** Start Information supplied **
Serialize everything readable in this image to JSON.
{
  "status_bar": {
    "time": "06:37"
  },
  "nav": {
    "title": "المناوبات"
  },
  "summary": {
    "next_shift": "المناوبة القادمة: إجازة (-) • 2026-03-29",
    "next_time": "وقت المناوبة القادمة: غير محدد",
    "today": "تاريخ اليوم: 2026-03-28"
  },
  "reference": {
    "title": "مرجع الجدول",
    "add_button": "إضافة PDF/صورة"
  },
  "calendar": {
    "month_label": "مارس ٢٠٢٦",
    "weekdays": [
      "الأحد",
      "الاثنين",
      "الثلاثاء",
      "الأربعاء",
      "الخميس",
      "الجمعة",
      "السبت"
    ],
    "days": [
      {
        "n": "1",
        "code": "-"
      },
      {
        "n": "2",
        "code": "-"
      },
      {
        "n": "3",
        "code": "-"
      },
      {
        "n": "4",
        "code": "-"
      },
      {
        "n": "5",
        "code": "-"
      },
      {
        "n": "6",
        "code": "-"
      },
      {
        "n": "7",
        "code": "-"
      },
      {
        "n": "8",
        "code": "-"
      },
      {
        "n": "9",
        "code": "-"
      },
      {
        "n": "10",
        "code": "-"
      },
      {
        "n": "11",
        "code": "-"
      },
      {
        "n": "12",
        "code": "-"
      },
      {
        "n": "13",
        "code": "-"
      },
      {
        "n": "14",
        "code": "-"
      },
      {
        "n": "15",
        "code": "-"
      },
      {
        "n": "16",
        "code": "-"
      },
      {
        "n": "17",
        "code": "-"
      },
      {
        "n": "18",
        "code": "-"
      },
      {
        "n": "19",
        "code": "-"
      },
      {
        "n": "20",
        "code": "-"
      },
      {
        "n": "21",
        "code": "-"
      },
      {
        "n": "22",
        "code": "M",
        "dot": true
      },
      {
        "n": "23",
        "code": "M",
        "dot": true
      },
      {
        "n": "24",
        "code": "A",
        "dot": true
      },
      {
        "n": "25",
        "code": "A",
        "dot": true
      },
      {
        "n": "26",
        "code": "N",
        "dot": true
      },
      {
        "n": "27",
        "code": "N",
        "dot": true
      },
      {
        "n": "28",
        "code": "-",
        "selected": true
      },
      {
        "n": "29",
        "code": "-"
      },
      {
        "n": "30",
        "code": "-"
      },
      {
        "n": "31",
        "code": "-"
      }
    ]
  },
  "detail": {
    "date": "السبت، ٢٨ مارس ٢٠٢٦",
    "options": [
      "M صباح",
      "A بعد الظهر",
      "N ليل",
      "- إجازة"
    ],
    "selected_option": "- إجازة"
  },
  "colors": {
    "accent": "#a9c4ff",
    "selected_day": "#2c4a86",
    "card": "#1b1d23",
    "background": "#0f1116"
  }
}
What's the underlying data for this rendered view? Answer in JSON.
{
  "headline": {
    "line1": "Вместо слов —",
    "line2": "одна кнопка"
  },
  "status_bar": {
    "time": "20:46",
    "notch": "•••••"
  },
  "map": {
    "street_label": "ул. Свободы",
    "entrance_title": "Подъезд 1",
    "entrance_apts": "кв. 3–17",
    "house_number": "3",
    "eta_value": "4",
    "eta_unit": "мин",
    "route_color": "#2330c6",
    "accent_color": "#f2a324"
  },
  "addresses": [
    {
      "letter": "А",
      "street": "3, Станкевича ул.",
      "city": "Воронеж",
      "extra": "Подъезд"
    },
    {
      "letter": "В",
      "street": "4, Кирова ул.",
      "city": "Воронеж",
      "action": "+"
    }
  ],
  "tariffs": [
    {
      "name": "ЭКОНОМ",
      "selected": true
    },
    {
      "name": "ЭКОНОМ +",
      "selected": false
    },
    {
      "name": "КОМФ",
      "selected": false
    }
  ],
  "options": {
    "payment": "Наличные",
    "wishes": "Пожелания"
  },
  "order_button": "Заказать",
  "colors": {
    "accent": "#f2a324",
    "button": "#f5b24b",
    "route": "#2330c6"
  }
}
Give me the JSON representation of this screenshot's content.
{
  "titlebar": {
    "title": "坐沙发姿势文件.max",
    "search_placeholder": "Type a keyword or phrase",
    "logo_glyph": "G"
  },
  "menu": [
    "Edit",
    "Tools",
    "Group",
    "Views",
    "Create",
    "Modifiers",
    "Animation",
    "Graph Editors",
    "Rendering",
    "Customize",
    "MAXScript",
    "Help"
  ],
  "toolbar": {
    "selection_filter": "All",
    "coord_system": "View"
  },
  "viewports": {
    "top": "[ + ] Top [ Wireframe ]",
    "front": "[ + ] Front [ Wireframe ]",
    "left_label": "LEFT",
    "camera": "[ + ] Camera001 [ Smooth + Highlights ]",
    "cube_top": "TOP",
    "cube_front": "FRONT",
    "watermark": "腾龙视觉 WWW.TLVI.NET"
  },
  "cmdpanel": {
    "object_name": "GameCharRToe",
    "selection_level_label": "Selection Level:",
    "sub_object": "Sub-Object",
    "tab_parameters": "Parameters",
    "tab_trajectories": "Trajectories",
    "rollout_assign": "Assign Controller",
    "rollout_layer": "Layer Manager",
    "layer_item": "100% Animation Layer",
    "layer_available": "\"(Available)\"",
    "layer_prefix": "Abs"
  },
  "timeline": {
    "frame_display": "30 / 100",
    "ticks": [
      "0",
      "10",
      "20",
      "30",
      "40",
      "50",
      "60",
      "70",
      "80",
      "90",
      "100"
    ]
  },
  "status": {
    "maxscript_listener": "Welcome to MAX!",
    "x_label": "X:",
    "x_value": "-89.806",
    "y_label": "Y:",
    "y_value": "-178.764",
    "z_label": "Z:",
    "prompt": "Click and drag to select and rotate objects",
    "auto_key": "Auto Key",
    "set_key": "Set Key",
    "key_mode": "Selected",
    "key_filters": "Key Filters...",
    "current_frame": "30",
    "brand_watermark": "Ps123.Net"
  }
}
** End Information supplied **
◆ Exercise instructions ◆
Where a line in the material above holds "Подъезд", copy that line.

◆ Finished task ◆
    "entrance_title": "Подъезд 1",
      "extra": "Подъезд"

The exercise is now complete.